Directive -> Below is a block of records. Copy every line in it that contains the word "this".

Records to process ->
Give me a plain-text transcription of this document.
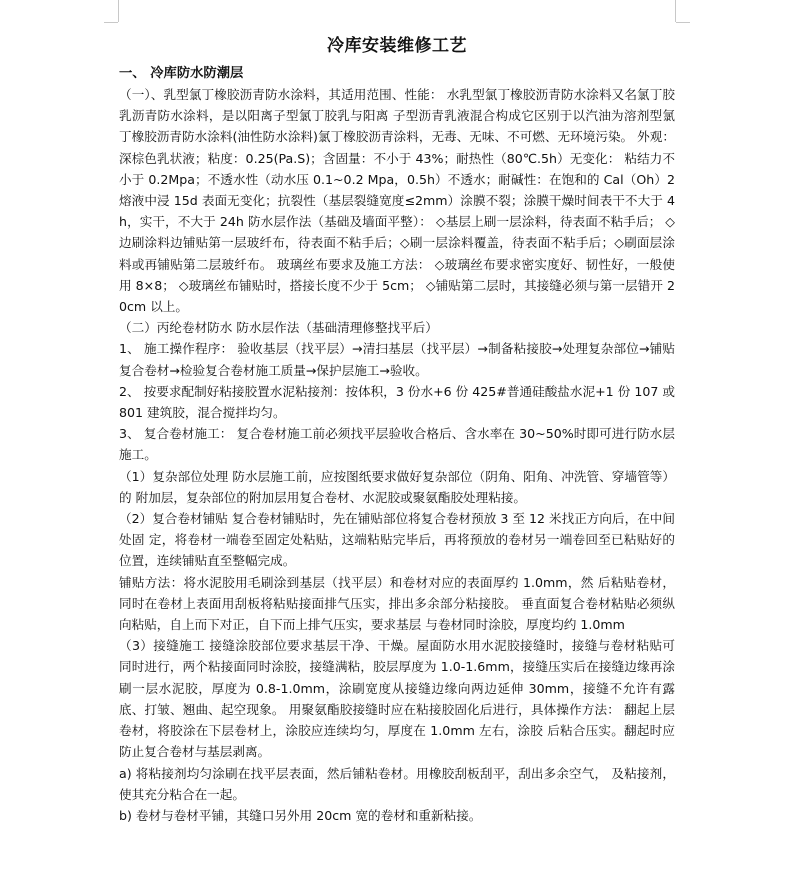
冷库安装维修工艺

一、 冷库防水防潮层

（一）、乳型氯丁橡胶沥青防水涂料，其适用范围、性能： 水乳型氯丁橡胶沥青防水涂料又名氯丁胶乳沥青防水涂料，是以阳离子型氯丁胶乳与阳离 子型沥青乳液混合构成它区别于以汽油为溶剂型氯丁橡胶沥青防水涂料(油性防水涂料)氯丁橡胶沥青涂料，无毒、无味、不可燃、无环境污染。 外观：深棕色乳状液；粘度：0.25(Pa.S)；含固量：不小于 43%；耐热性（80℃.5h）无变化： 粘结力不小于 0.2Mpa；不透水性（动水压 0.1~0.2 Mpa，0.5h）不透水；耐碱性：在饱和的 Cal（Oh）2 熔液中浸 15d 表面无变化；抗裂性（基层裂缝宽度≤2mm）涂膜不裂；涂膜干燥时间表干不大于 4h，实干，不大于 24h 防水层作法（基础及墙面平整）： ◇基层上刷一层涂料，待表面不粘手后； ◇边刷涂料边铺贴第一层玻纤布，待表面不粘手后；◇刷一层涂料覆盖，待表面不粘手后；◇刷面层涂料或再铺贴第二层玻纤布。 玻璃丝布要求及施工方法： ◇玻璃丝布要求密实度好、韧性好，一般使用 8×8； ◇玻璃丝布铺贴时，搭接长度不少于 5cm； ◇铺贴第二层时，其接缝必须与第一层错开 20cm 以上。

（二）丙纶卷材防水 防水层作法（基础清理修整找平后）

1、 施工操作程序： 验收基层（找平层）→清扫基层（找平层）→制备粘接胶→处理复杂部位→铺贴复合卷材→检验复合卷材施工质量→保护层施工→验收。

2、 按要求配制好粘接胶置水泥粘接剂：按体积，3 份水+6 份 425#普通硅酸盐水泥+1 份 107 或 801 建筑胶，混合搅拌均匀。

3、 复合卷材施工： 复合卷材施工前必须找平层验收合格后、含水率在 30~50%时即可进行防水层施工。

（1）复杂部位处理 防水层施工前，应按图纸要求做好复杂部位（阴角、阳角、冲洗管、穿墙管等）的 附加层，复杂部位的附加层用复合卷材、水泥胶或聚氨酯胶处理粘接。

（2）复合卷材铺贴 复合卷材铺贴时，先在铺贴部位将复合卷材预放 3 至 12 米找正方向后，在中间处固 定，将卷材一端卷至固定处粘贴，这端粘贴完毕后，再将预放的卷材另一端卷回至已粘贴好的位置，连续铺贴直至整幅完成。

铺贴方法：将水泥胶用毛刷涂到基层（找平层）和卷材对应的表面厚约 1.0mm，然 后粘贴卷材，同时在卷材上表面用刮板将粘贴接面排气压实，排出多余部分粘接胶。 垂直面复合卷材粘贴必须纵向粘贴，自上而下对正，自下而上排气压实，要求基层 与卷材同时涂胶，厚度均约 1.0mm

（3）接缝施工 接缝涂胶部位要求基层干净、干燥。屋面防水用水泥胶接缝时，接缝与卷材粘贴可 同时进行，两个粘接面同时涂胶，接缝满粘，胶层厚度为 1.0-1.6mm，接缝压实后在接缝边缘再涂刷一层水泥胶，厚度为 0.8-1.0mm，涂刷宽度从接缝边缘向两边延伸 30mm，接缝不允许有露底、打皱、翘曲、起空现象。 用聚氨酯胶接缝时应在粘接胶固化后进行，具体操作方法： 翻起上层卷材，将胶涂在下层卷材上，涂胶应连续均匀，厚度在 1.0mm 左右，涂胶 后粘合压实。翻起时应防止复合卷材与基层剥离。

a) 将粘接剂均匀涂刷在找平层表面，然后铺粘卷材。用橡胶刮板刮平，刮出多余空气， 及粘接剂，使其充分粘合在一起。

b) 卷材与卷材平铺，其缝口另外用 20cm 宽的卷材和重新粘接。
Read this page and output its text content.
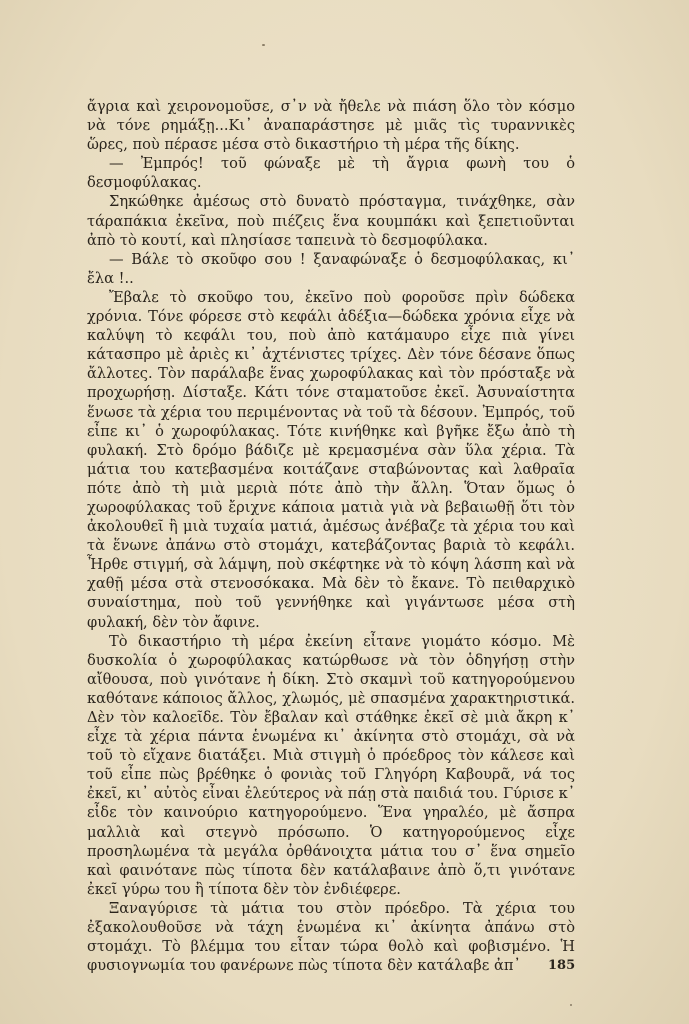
ἄγρια καὶ χειρονομοῦσε, σ᾽ν νὰ ἤθελε νὰ πιάση ὅλο τὸν κόσμο νὰ τόνε ρημάξῃ...Κι᾽ ἀναπαράστησε μὲ μιᾶς τὶς τυραννικὲς ὥρες, ποὺ πέρασε μέσα στὸ δικαστήριο τὴ μέρα τῆς δίκης.

— Ἐμπρός! τοῦ φώναξε μὲ τὴ ἄγρια φωνὴ του ὁ δεσμοφύλακας.

Σηκώθηκε ἀμέσως στὸ δυνατὸ πρόσταγμα, τινάχθηκε, σὰν τάραπάκια ἐκεῖνα, ποὺ πιέζεις ἕνα κουμπάκι καὶ ξεπετιοῦνται ἀπὸ τὸ κουτί, καὶ πλησίασε ταπεινὰ τὸ δεσμοφύλακα.

— Βάλε τὸ σκοῦφο σου ! ξαναφώναξε ὁ δεσμοφύλακας, κι᾽ ἔλα !..

Ἔβαλε τὸ σκοῦφο του, ἐκεῖνο ποὺ φοροῦσε πρὶν δώδεκα χρόνια. Τόνε φόρεσε στὸ κεφάλι ἀδέξια—δώδεκα χρόνια εἶχε νὰ καλύψη τὸ κεφάλι του, ποὺ ἀπὸ κατάμαυρο εἶχε πιὰ γίνει κάτασπρο μὲ ἀριὲς κι᾽ ἀχτένιστες τρίχες. Δὲν τόνε δέσανε ὅπως ἄλλοτες. Τὸν παράλαβε ἕνας χωροφύλακας καὶ τὸν πρόσταξε νὰ προχωρήσῃ. Δίσταξε. Κάτι τόνε σταματοῦσε ἐκεῖ. Ἀσυναίστητα ἕνωσε τὰ χέρια του περιμένοντας νὰ τοῦ τὰ δέσουν. Ἐμπρός, τοῦ εἶπε κι᾽ ὁ χωροφύλακας. Τότε κινήθηκε καὶ βγῆκε ἔξω ἀπὸ τὴ φυλακή. Στὸ δρόμο βάδιζε μὲ κρεμασμένα σὰν ὕλα χέρια. Τὰ μάτια του κατεβασμένα κοιτάζανε σταβώνοντας καὶ λαθραῖα πότε ἀπὸ τὴ μιὰ μεριὰ πότε ἀπὸ τὴν ἄλλη. Ὅταν ὅμως ὁ χωροφύλακας τοῦ ἔριχνε κάποια ματιὰ γιὰ νὰ βεβαιωθῇ ὅτι τὸν ἀκολουθεῖ ἢ μιὰ τυχαία ματιά, ἀμέσως ἀνέβαζε τὰ χέρια του καὶ τὰ ἕνωνε ἀπάνω στὸ στομάχι, κατεβάζοντας βαριὰ τὸ κεφάλι. Ἦρθε στιγμή, σὰ λάμψη, ποὺ σκέφτηκε νὰ τὸ κόψη λάσπη καὶ νὰ χαθῇ μέσα στὰ στενοσόκακα. Μὰ δὲν τὸ ἔκανε. Τὸ πειθαρχικὸ συναίστημα, ποὺ τοῦ γεννήθηκε καὶ γιγάντωσε μέσα στὴ φυλακή, δὲν τὸν ἄφινε.

Τὸ δικαστήριο τὴ μέρα ἐκείνη εἶτανε γιομάτο κόσμο. Μὲ δυσκολία ὁ χωροφύλακας κατώρθωσε νὰ τὸν ὁδηγήσῃ στὴν αἴθουσα, ποὺ γινότανε ἡ δίκη. Στὸ σκαμνὶ τοῦ κατηγορούμενου καθότανε κάποιος ἄλλος, χλωμός, μὲ σπασμένα χαρακτηριστικά. Δὲν τὸν καλοεῖδε. Τὸν ἔβαλαν καὶ στάθηκε ἐκεῖ σὲ μιὰ ἄκρη κ᾽ εἶχε τὰ χέρια πάντα ἑνωμένα κι᾽ ἀκίνητα στὸ στομάχι, σὰ νὰ τοῦ τὸ εἴχανε διατάξει. Μιὰ στιγμὴ ὁ πρόεδρος τὸν κάλεσε καὶ τοῦ εἶπε πὼς βρέθηκε ὁ φονιὰς τοῦ Γληγόρη Καβουρᾶ, νά τος ἐκεῖ, κι᾽ αὐτὸς εἶναι ἐλεύτερος νὰ πάῃ στὰ παιδιά του. Γύρισε κ᾽ εἶδε τὸν καινούριο κατηγορούμενο. Ἕνα γηραλέο, μὲ ἄσπρα μαλλιὰ καὶ στεγνὸ πρόσωπο. Ὁ κατηγορούμενος εἶχε προσηλωμένα τὰ μεγάλα ὀρθάνοιχτα μάτια του σ᾽ ἕνα σημεῖο καὶ φαινότανε πὼς τίποτα δὲν κατάλαβαινε ἀπὸ ὅ,τι γινότανε ἐκεῖ γύρω του ἢ τίποτα δὲν τὸν ἐνδιέφερε.

Ξαναγύρισε τὰ μάτια του στὸν πρόεδρο. Τὰ χέρια του ἐξακολουθοῦσε νὰ τάχη ἑνωμένα κι᾽ ἀκίνητα ἀπάνω στὸ στομάχι. Τὸ βλέμμα του εἶταν τώρα θολὸ καὶ φοβισμένο. Ἡ φυσιογνωμία του φανέρωνε πὼς τίποτα δὲν κατάλαβε ἀπ᾽	185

Exercise output ->
Give me a plain-text transcription of this document.
Read this page and output its text content.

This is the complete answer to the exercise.